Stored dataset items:
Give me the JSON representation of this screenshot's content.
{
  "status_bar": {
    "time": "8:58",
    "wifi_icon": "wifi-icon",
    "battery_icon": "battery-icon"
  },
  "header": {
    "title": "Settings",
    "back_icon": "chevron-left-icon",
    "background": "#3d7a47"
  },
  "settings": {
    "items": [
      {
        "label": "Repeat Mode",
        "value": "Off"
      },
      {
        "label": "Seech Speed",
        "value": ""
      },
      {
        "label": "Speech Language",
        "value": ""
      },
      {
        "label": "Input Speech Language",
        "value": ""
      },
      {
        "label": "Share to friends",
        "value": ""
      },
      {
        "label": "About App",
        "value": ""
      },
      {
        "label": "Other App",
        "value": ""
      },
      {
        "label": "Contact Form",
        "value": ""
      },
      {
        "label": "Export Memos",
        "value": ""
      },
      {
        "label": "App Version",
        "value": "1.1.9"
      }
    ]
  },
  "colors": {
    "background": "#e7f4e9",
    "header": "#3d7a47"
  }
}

### Problem to solve
Working from the listing above, pick out every line that has "Language" and copy it.

### Correct result
        "label": "Speech Language",
        "label": "Input Speech Language",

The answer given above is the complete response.